Figure content listings
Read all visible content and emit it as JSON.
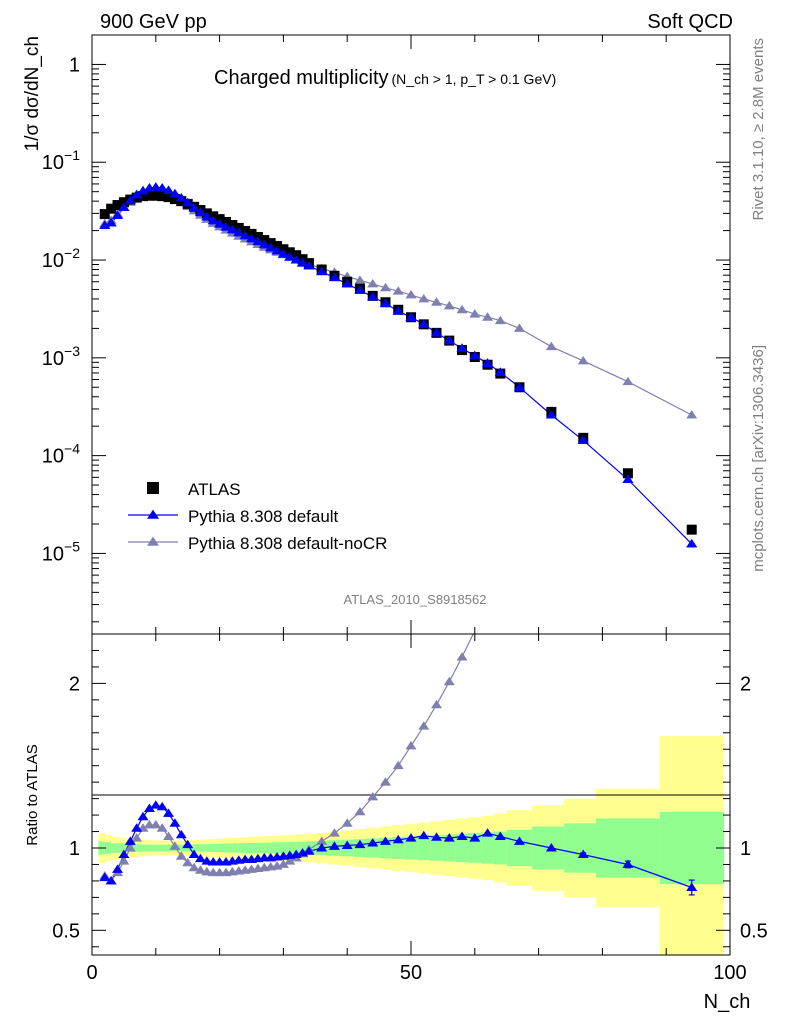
{
  "header": {
    "left": "900 GeV pp",
    "right": "Soft QCD"
  },
  "side": {
    "rivet": "Rivet 3.1.10, ≥ 2.8M events",
    "mcplots": "mcplots.cern.ch [arXiv:1306.3436]"
  },
  "chart_data": [
    {
      "type": "scatter",
      "title": "Charged multiplicity",
      "title_cut": "(N_ch > 1, p_T > 0.1 GeV)",
      "ylabel": "1/σ dσ/dN_ch",
      "yscale": "log",
      "ylim": [
        1.5e-06,
        2.0
      ],
      "xlim": [
        0,
        100
      ],
      "analysis": "ATLAS_2010_S8918562",
      "y_ticks": [
        {
          "label_base": "1",
          "label_exp": "",
          "value": 1
        },
        {
          "label_base": "10",
          "label_exp": "−1",
          "value": 0.1
        },
        {
          "label_base": "10",
          "label_exp": "−2",
          "value": 0.01
        },
        {
          "label_base": "10",
          "label_exp": "−3",
          "value": 0.001
        },
        {
          "label_base": "10",
          "label_exp": "−4",
          "value": 0.0001
        },
        {
          "label_base": "10",
          "label_exp": "−5",
          "value": 1e-05
        }
      ],
      "legend": [
        {
          "name": "ATLAS",
          "marker": "square",
          "color": "#000000"
        },
        {
          "name": "Pythia 8.308 default",
          "marker": "triangle",
          "color": "#0000ff"
        },
        {
          "name": "Pythia 8.308 default-noCR",
          "marker": "triangle",
          "color": "#8080b0"
        }
      ],
      "legend_position": "bottom-left",
      "series": [
        {
          "name": "ATLAS",
          "x": [
            2,
            3,
            4,
            5,
            6,
            7,
            8,
            9,
            10,
            11,
            12,
            13,
            14,
            15,
            16,
            17,
            18,
            19,
            20,
            21,
            22,
            23,
            24,
            25,
            26,
            27,
            28,
            29,
            30,
            31,
            32,
            33,
            34,
            36,
            38,
            40,
            42,
            44,
            46,
            48,
            50,
            52,
            54,
            56,
            58,
            60,
            62,
            64,
            67,
            72,
            77,
            84,
            94
          ],
          "y": [
            0.0295,
            0.0335,
            0.0365,
            0.039,
            0.0415,
            0.0435,
            0.045,
            0.0455,
            0.0455,
            0.045,
            0.044,
            0.042,
            0.04,
            0.0375,
            0.035,
            0.0325,
            0.03,
            0.028,
            0.0262,
            0.0245,
            0.0228,
            0.0213,
            0.0198,
            0.0185,
            0.0172,
            0.016,
            0.0149,
            0.0139,
            0.0129,
            0.012,
            0.0112,
            0.0102,
            0.0093,
            0.008,
            0.0069,
            0.006,
            0.0051,
            0.0043,
            0.0037,
            0.0031,
            0.0026,
            0.0022,
            0.0018,
            0.0015,
            0.0012,
            0.00102,
            0.00085,
            0.00069,
            0.0005,
            0.00028,
            0.000152,
            6.6e-05,
            1.75e-05
          ]
        },
        {
          "name": "Pythia 8.308 default",
          "x": [
            2,
            3,
            4,
            5,
            6,
            7,
            8,
            9,
            10,
            11,
            12,
            13,
            14,
            15,
            16,
            17,
            18,
            19,
            20,
            21,
            22,
            23,
            24,
            25,
            26,
            27,
            28,
            29,
            30,
            31,
            32,
            33,
            34,
            36,
            38,
            40,
            42,
            44,
            46,
            48,
            50,
            52,
            54,
            56,
            58,
            60,
            62,
            64,
            67,
            72,
            77,
            84,
            94
          ],
          "y": [
            0.0225,
            0.024,
            0.0285,
            0.0345,
            0.0405,
            0.0465,
            0.051,
            0.0545,
            0.0555,
            0.0545,
            0.0515,
            0.0475,
            0.043,
            0.0385,
            0.034,
            0.0305,
            0.0275,
            0.0252,
            0.0233,
            0.0217,
            0.0203,
            0.019,
            0.0177,
            0.0165,
            0.0154,
            0.0143,
            0.0133,
            0.0124,
            0.0115,
            0.0107,
            0.01,
            0.0093,
            0.0087,
            0.0076,
            0.0066,
            0.0057,
            0.0049,
            0.0042,
            0.0036,
            0.003,
            0.0026,
            0.0022,
            0.0018,
            0.0015,
            0.00125,
            0.00105,
            0.00088,
            0.00071,
            0.0005,
            0.00026,
            0.000143,
            5.7e-05,
            1.25e-05
          ]
        },
        {
          "name": "Pythia 8.308 default-noCR",
          "x": [
            2,
            3,
            4,
            5,
            6,
            7,
            8,
            9,
            10,
            11,
            12,
            13,
            14,
            15,
            16,
            17,
            18,
            19,
            20,
            21,
            22,
            23,
            24,
            25,
            26,
            27,
            28,
            29,
            30,
            31,
            32,
            33,
            34,
            36,
            38,
            40,
            42,
            44,
            46,
            48,
            50,
            52,
            54,
            56,
            58,
            60,
            62,
            64,
            67,
            72,
            77,
            84,
            94
          ],
          "y": [
            0.0235,
            0.0255,
            0.0295,
            0.0345,
            0.039,
            0.043,
            0.047,
            0.049,
            0.0495,
            0.0485,
            0.046,
            0.0425,
            0.039,
            0.0352,
            0.0318,
            0.0287,
            0.026,
            0.0237,
            0.0218,
            0.0202,
            0.0188,
            0.0175,
            0.0164,
            0.0153,
            0.0144,
            0.0135,
            0.0127,
            0.012,
            0.0113,
            0.0107,
            0.0101,
            0.0096,
            0.0091,
            0.0082,
            0.0075,
            0.0068,
            0.0062,
            0.0057,
            0.0052,
            0.0048,
            0.0044,
            0.004,
            0.0037,
            0.0034,
            0.0031,
            0.0028,
            0.0026,
            0.0024,
            0.002,
            0.0013,
            0.00093,
            0.00057,
            0.00026
          ]
        }
      ]
    },
    {
      "type": "scatter",
      "ylabel": "Ratio to ATLAS",
      "xlabel": "N_ch",
      "xlim": [
        0,
        100
      ],
      "ylim": [
        0.35,
        2.3
      ],
      "y_ticks": [
        {
          "label": "0.5",
          "value": 0.5
        },
        {
          "label": "1",
          "value": 1
        },
        {
          "label": "2",
          "value": 2
        }
      ],
      "x_ticks": [
        {
          "label": "0",
          "value": 0
        },
        {
          "label": "50",
          "value": 50
        },
        {
          "label": "100",
          "value": 100
        }
      ],
      "bands": {
        "edges": [
          1,
          2,
          3,
          4,
          5,
          6,
          7,
          8,
          9,
          10,
          11,
          12,
          13,
          14,
          15,
          16,
          17,
          18,
          19,
          20,
          21,
          22,
          23,
          24,
          25,
          26,
          27,
          28,
          29,
          30,
          31,
          32,
          33,
          35,
          37,
          39,
          41,
          43,
          45,
          47,
          49,
          51,
          53,
          55,
          57,
          59,
          61,
          63,
          65,
          69,
          74,
          79,
          89,
          99
        ],
        "inner_color": "#90ff90",
        "outer_color": "#ffff90",
        "inner_halfwidth": [
          0.04,
          0.035,
          0.03,
          0.028,
          0.026,
          0.024,
          0.022,
          0.02,
          0.02,
          0.02,
          0.02,
          0.02,
          0.02,
          0.02,
          0.021,
          0.022,
          0.023,
          0.024,
          0.025,
          0.026,
          0.027,
          0.028,
          0.029,
          0.03,
          0.031,
          0.032,
          0.033,
          0.034,
          0.035,
          0.036,
          0.037,
          0.038,
          0.04,
          0.043,
          0.047,
          0.05,
          0.054,
          0.058,
          0.062,
          0.066,
          0.07,
          0.074,
          0.078,
          0.082,
          0.086,
          0.09,
          0.095,
          0.1,
          0.11,
          0.13,
          0.15,
          0.18,
          0.22,
          0.45
        ],
        "outer_halfwidth": [
          0.09,
          0.08,
          0.07,
          0.065,
          0.06,
          0.055,
          0.05,
          0.048,
          0.047,
          0.046,
          0.046,
          0.046,
          0.046,
          0.047,
          0.048,
          0.05,
          0.052,
          0.054,
          0.056,
          0.058,
          0.06,
          0.062,
          0.064,
          0.066,
          0.068,
          0.07,
          0.072,
          0.074,
          0.076,
          0.078,
          0.08,
          0.083,
          0.087,
          0.092,
          0.1,
          0.107,
          0.115,
          0.123,
          0.131,
          0.139,
          0.147,
          0.155,
          0.163,
          0.171,
          0.179,
          0.187,
          0.195,
          0.21,
          0.23,
          0.26,
          0.3,
          0.36,
          0.68,
          0.82
        ]
      },
      "series": [
        {
          "name": "Pythia 8.308 default",
          "x": [
            2,
            3,
            4,
            5,
            6,
            7,
            8,
            9,
            10,
            11,
            12,
            13,
            14,
            15,
            16,
            17,
            18,
            19,
            20,
            21,
            22,
            23,
            24,
            25,
            26,
            27,
            28,
            29,
            30,
            31,
            32,
            33,
            34,
            36,
            38,
            40,
            42,
            44,
            46,
            48,
            50,
            52,
            54,
            56,
            58,
            60,
            62,
            64,
            67,
            72,
            77,
            84,
            94
          ],
          "y": [
            0.82,
            0.8,
            0.87,
            0.96,
            1.04,
            1.12,
            1.19,
            1.24,
            1.26,
            1.25,
            1.21,
            1.15,
            1.08,
            1.02,
            0.96,
            0.935,
            0.92,
            0.915,
            0.915,
            0.915,
            0.92,
            0.925,
            0.93,
            0.93,
            0.935,
            0.94,
            0.94,
            0.945,
            0.95,
            0.955,
            0.96,
            0.97,
            0.98,
            1.0,
            1.01,
            1.015,
            1.02,
            1.03,
            1.04,
            1.05,
            1.06,
            1.075,
            1.065,
            1.06,
            1.07,
            1.06,
            1.09,
            1.07,
            1.04,
            1.0,
            0.96,
            0.9,
            0.76
          ],
          "yerr": [
            0,
            0,
            0,
            0,
            0,
            0,
            0,
            0,
            0,
            0,
            0,
            0,
            0,
            0,
            0,
            0,
            0,
            0,
            0,
            0,
            0,
            0,
            0,
            0,
            0,
            0,
            0,
            0,
            0,
            0,
            0,
            0,
            0,
            0,
            0,
            0,
            0,
            0,
            0,
            0,
            0,
            0,
            0,
            0,
            0,
            0,
            0,
            0,
            0,
            0,
            0.01,
            0.02,
            0.045
          ]
        },
        {
          "name": "Pythia 8.308 default-noCR",
          "x": [
            2,
            3,
            4,
            5,
            6,
            7,
            8,
            9,
            10,
            11,
            12,
            13,
            14,
            15,
            16,
            17,
            18,
            19,
            20,
            21,
            22,
            23,
            24,
            25,
            26,
            27,
            28,
            29,
            30,
            31,
            32,
            33,
            34,
            36,
            38,
            40,
            42,
            44,
            46,
            48,
            50,
            52,
            54,
            56,
            58,
            60
          ],
          "y": [
            0.83,
            0.8,
            0.85,
            0.92,
            1.0,
            1.06,
            1.12,
            1.14,
            1.14,
            1.12,
            1.07,
            1.01,
            0.95,
            0.91,
            0.88,
            0.865,
            0.855,
            0.85,
            0.85,
            0.85,
            0.855,
            0.86,
            0.865,
            0.87,
            0.875,
            0.88,
            0.885,
            0.89,
            0.9,
            0.92,
            0.94,
            0.965,
            0.99,
            1.04,
            1.09,
            1.15,
            1.22,
            1.31,
            1.4,
            1.5,
            1.62,
            1.74,
            1.87,
            2.01,
            2.16,
            2.32
          ]
        }
      ]
    }
  ]
}
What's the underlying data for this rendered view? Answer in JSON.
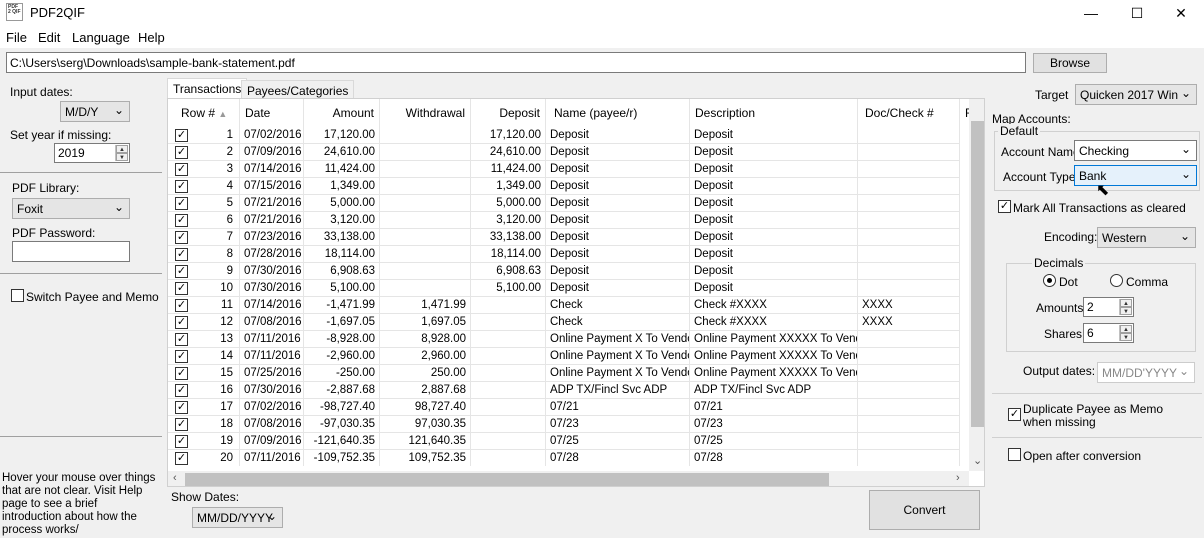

What you are asked to do -> Out of the records, collect only those lines that contain the string "JSON".

Response for this exercise ->
Read all visible content and emit it as JSON.
What's the underlying data for this rendered view? Answer in JSON.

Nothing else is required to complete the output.